A line counts if it contains the string "réel"; say how many such lines there are, giving only the number.

> Input for this task:
## begin

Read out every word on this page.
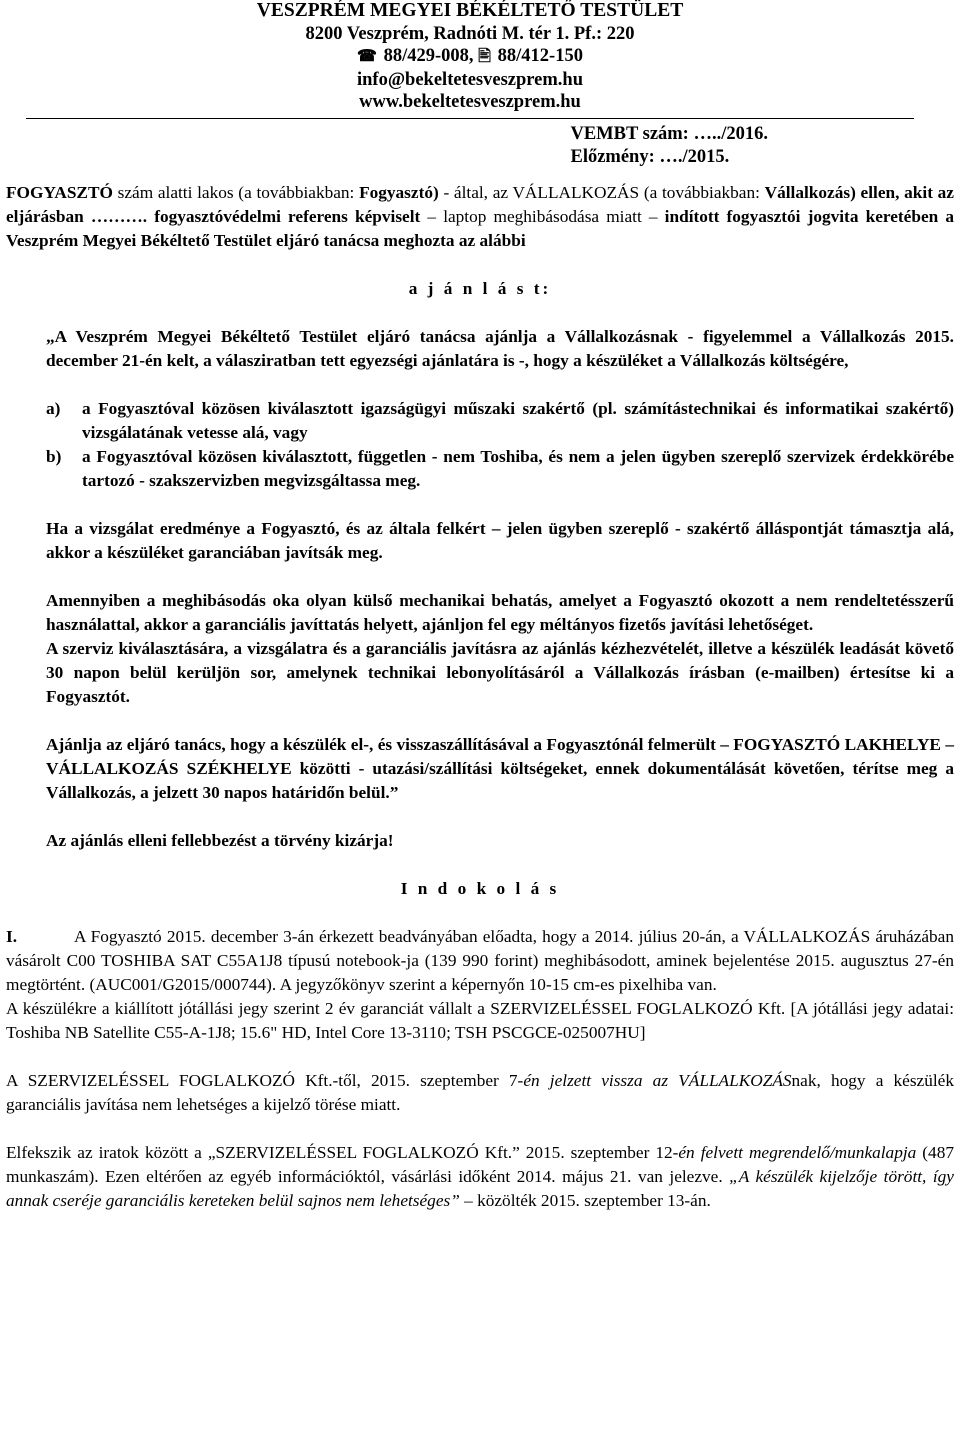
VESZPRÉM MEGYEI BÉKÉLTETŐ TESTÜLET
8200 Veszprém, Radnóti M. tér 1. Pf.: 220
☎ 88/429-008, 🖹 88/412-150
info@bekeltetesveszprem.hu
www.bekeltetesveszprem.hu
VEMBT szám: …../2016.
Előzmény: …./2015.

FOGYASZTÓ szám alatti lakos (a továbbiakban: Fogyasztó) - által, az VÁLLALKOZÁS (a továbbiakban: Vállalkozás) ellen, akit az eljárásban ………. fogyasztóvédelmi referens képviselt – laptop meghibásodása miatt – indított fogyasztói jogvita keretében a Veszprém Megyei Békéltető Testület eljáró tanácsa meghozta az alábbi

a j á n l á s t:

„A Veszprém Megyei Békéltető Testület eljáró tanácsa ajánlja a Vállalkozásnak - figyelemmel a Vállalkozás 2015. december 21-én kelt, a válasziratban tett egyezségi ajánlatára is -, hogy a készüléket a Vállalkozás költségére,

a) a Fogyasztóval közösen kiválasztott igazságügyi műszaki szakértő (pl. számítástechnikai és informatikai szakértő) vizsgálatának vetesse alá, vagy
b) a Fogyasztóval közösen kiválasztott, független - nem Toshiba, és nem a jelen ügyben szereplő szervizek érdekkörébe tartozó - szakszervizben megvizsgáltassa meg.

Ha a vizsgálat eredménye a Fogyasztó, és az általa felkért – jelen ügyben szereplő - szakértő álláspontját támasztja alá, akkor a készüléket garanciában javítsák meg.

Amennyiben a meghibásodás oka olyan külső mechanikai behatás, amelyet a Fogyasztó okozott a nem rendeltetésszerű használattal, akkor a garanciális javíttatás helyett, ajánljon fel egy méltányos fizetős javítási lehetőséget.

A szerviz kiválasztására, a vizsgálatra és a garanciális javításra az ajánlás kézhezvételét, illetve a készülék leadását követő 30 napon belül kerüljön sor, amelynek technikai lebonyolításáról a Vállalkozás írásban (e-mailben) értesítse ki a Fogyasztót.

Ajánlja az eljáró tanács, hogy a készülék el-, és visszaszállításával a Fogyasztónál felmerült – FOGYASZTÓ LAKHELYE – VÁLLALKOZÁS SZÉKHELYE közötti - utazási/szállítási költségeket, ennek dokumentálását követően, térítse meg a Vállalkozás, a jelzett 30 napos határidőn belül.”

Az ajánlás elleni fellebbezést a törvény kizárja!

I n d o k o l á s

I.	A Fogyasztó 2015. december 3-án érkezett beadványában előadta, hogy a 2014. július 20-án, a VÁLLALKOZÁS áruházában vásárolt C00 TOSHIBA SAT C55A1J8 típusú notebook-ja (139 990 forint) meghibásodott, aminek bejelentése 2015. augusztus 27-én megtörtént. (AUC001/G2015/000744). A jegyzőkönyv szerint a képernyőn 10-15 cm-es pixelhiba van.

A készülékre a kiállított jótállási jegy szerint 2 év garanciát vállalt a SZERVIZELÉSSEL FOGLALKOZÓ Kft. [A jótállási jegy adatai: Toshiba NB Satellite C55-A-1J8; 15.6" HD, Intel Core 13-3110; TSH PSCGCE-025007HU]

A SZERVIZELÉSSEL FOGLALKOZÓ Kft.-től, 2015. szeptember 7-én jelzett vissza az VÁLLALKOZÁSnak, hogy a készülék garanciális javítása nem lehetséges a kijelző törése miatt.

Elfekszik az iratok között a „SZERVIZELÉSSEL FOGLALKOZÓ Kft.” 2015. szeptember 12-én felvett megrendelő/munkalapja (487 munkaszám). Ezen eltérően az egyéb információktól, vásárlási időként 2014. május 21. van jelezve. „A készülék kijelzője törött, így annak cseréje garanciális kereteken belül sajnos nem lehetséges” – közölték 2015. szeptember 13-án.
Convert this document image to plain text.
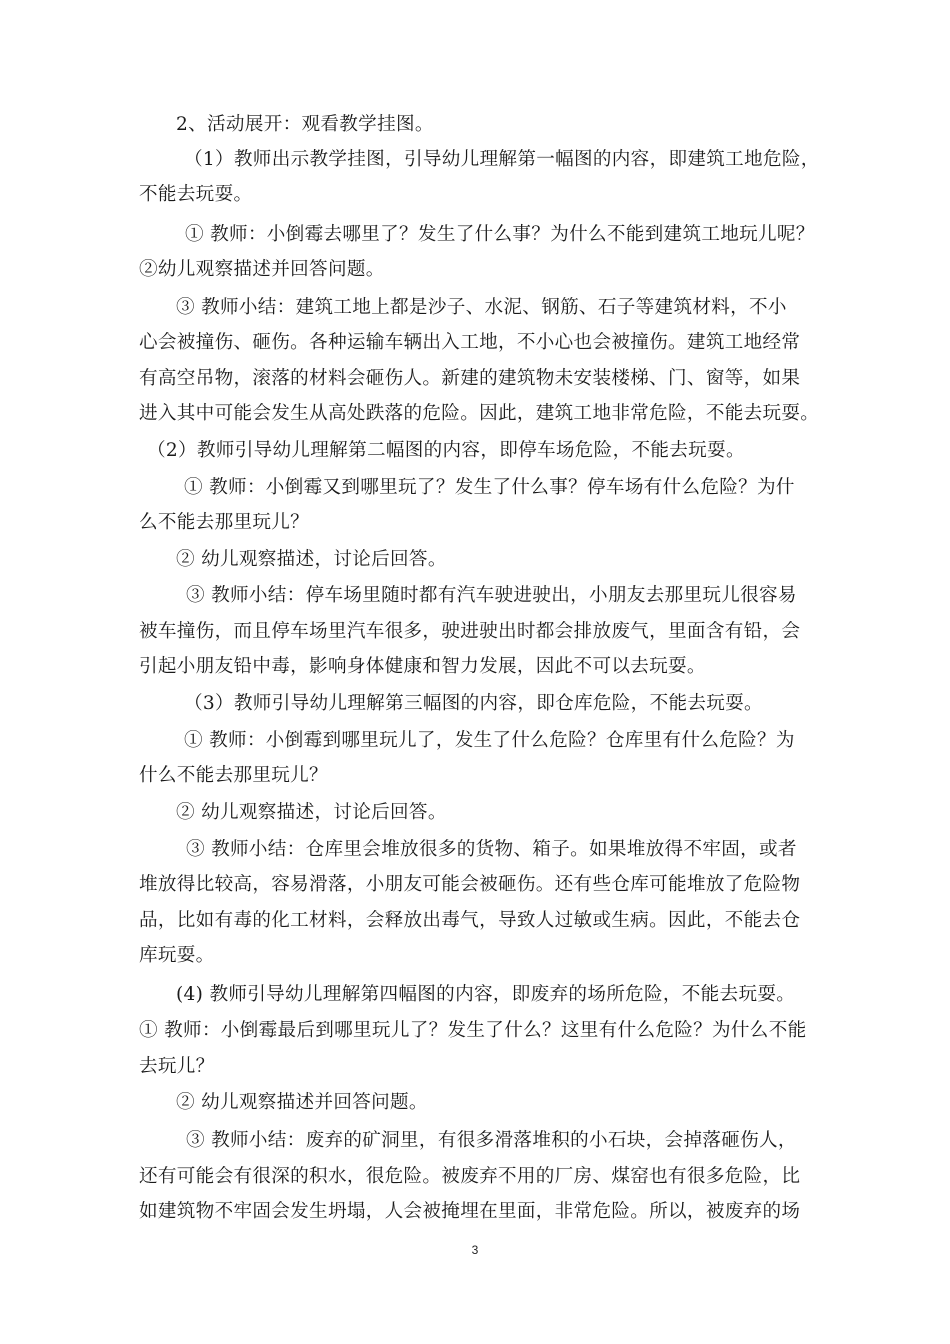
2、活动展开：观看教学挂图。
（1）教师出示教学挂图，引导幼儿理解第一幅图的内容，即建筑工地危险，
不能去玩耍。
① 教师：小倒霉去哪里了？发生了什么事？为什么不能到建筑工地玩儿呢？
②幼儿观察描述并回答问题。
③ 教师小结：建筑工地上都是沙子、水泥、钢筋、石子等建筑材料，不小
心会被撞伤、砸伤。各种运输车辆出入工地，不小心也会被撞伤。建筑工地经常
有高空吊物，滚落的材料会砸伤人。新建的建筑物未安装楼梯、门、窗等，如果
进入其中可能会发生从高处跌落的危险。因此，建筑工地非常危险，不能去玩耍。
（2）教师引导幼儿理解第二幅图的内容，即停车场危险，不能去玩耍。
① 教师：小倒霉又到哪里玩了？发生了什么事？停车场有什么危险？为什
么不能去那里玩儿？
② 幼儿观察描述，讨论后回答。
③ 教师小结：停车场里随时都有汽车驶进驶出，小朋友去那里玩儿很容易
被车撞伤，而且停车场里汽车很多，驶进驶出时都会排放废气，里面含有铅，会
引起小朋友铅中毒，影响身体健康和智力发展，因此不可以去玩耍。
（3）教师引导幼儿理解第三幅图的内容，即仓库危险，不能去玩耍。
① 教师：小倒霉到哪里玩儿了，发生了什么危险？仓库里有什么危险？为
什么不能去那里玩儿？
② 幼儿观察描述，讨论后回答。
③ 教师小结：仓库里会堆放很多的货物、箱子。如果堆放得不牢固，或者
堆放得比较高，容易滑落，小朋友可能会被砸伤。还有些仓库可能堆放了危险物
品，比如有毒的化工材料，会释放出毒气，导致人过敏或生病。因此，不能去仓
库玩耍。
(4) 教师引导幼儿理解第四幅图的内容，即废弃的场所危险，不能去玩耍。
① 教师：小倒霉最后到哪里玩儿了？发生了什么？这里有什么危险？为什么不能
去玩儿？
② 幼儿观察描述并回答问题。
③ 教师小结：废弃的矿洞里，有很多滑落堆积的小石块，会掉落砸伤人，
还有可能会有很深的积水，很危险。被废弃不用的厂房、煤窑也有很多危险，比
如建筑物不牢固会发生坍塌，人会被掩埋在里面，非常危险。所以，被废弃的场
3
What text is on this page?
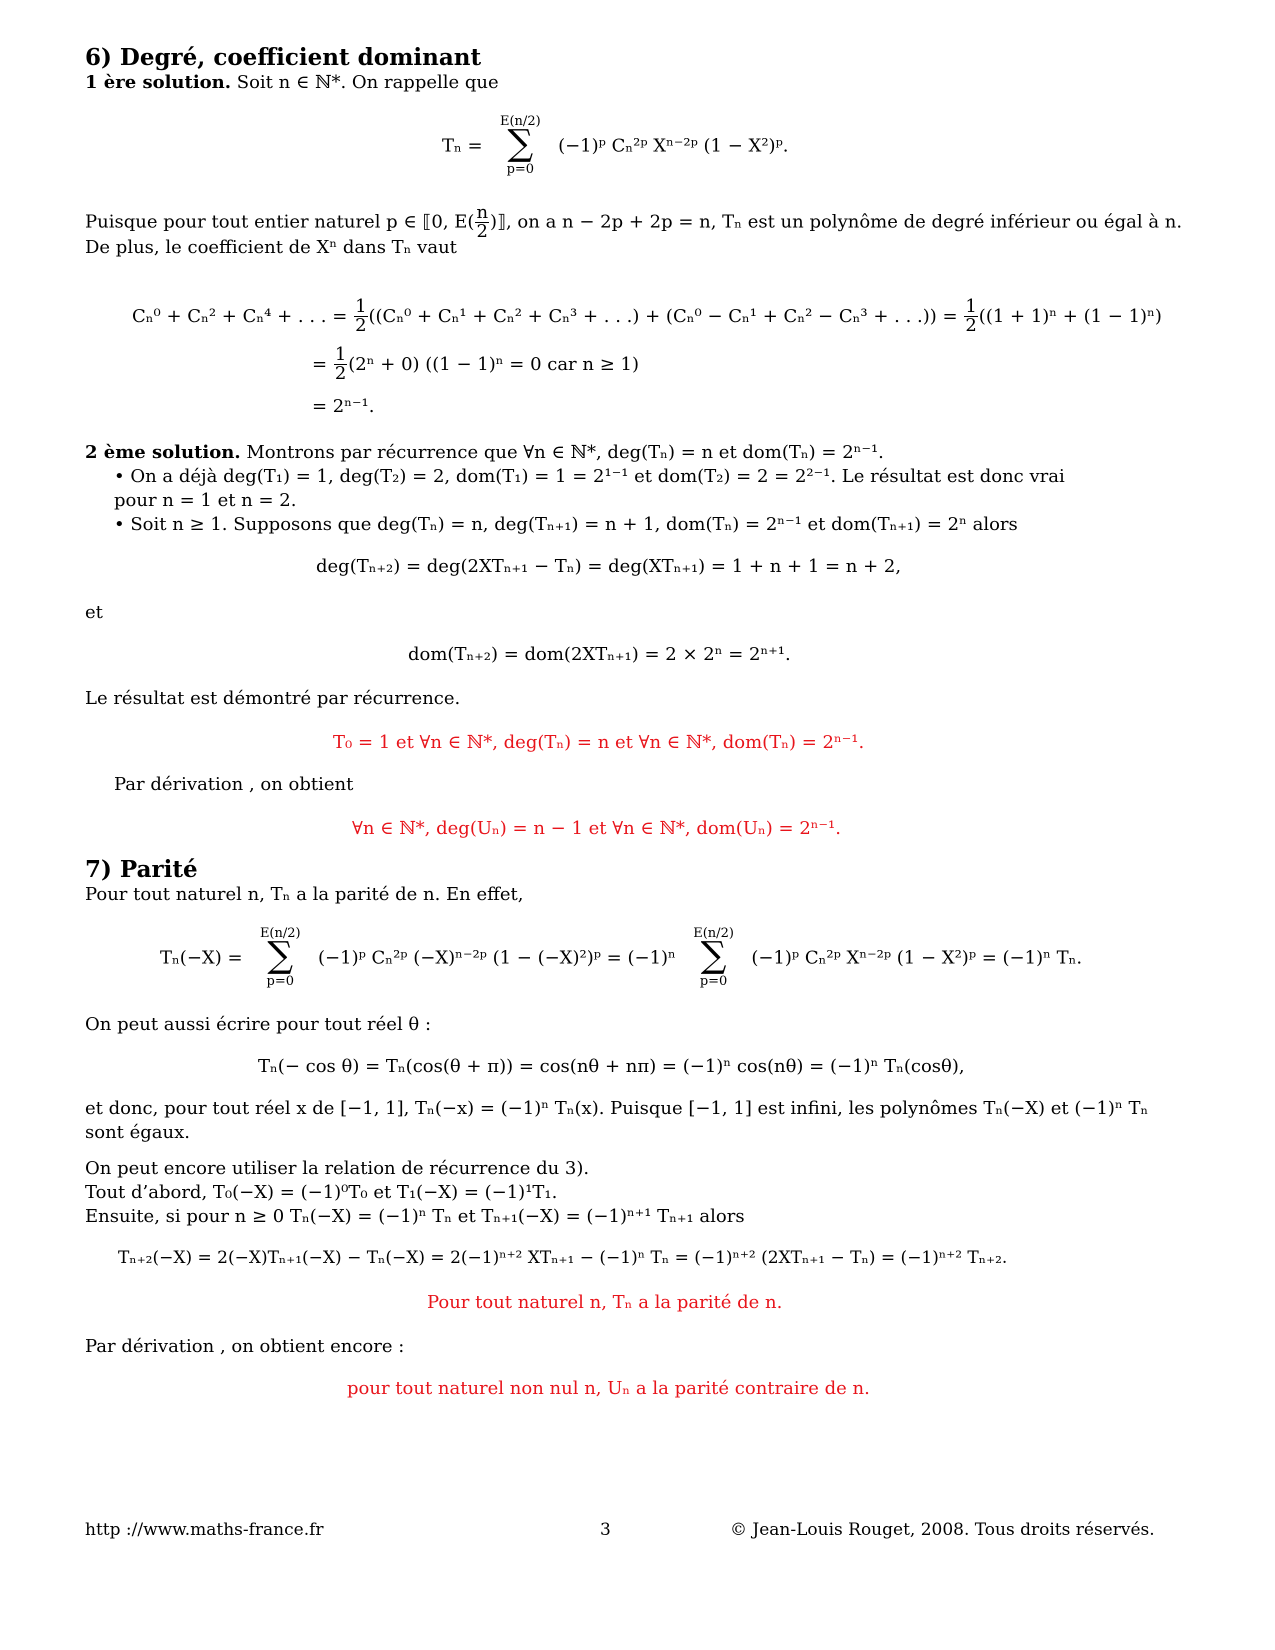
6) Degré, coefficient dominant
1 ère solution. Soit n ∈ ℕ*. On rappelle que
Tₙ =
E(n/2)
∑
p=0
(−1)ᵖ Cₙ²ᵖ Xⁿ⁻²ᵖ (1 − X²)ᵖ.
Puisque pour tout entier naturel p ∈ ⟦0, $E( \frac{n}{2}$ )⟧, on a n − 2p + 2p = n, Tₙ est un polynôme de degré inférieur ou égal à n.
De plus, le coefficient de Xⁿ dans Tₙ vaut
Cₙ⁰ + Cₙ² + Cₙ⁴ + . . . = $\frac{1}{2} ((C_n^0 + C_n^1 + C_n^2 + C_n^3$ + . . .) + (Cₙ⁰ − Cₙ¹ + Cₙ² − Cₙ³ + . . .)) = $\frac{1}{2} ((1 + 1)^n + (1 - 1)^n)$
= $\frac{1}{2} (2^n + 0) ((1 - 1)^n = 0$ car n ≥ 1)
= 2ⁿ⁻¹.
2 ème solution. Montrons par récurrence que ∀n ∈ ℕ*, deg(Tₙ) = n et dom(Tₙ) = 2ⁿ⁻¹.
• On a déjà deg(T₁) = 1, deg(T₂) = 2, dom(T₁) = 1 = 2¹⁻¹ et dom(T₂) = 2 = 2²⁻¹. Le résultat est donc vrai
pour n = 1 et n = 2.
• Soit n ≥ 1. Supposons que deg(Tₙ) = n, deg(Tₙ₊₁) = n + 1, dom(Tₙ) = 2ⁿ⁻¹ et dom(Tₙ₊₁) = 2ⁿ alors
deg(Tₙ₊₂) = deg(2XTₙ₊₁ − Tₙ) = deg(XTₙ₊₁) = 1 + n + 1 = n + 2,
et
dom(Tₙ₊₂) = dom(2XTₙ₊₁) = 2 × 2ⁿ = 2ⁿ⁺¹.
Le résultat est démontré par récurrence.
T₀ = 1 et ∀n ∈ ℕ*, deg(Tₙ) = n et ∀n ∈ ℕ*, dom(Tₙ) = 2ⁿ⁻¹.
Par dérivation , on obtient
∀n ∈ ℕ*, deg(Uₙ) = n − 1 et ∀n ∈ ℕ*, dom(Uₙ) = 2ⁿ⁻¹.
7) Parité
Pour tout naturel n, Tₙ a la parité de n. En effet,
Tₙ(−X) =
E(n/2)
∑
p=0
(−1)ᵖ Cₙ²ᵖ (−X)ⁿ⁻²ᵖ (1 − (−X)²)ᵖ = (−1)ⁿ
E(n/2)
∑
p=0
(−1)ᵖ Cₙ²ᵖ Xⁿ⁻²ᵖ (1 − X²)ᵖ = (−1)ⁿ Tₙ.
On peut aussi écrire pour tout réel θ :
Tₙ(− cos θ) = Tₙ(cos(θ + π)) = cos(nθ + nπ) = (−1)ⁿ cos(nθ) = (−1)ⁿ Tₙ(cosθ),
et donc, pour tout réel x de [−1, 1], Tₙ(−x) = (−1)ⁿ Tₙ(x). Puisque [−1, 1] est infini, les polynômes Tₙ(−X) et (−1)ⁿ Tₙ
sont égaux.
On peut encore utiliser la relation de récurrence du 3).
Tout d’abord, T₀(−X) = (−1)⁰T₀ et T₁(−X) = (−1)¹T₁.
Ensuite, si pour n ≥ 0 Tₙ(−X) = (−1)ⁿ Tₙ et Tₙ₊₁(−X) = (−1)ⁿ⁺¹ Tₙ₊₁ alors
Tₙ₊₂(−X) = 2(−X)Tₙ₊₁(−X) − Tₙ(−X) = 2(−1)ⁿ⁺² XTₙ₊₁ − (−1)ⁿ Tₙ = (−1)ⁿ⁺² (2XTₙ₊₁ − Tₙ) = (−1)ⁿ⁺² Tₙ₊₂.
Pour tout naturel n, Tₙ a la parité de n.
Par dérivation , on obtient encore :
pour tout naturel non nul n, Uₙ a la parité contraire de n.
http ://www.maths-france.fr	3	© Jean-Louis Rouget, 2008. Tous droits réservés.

## end

> Result for this task: 2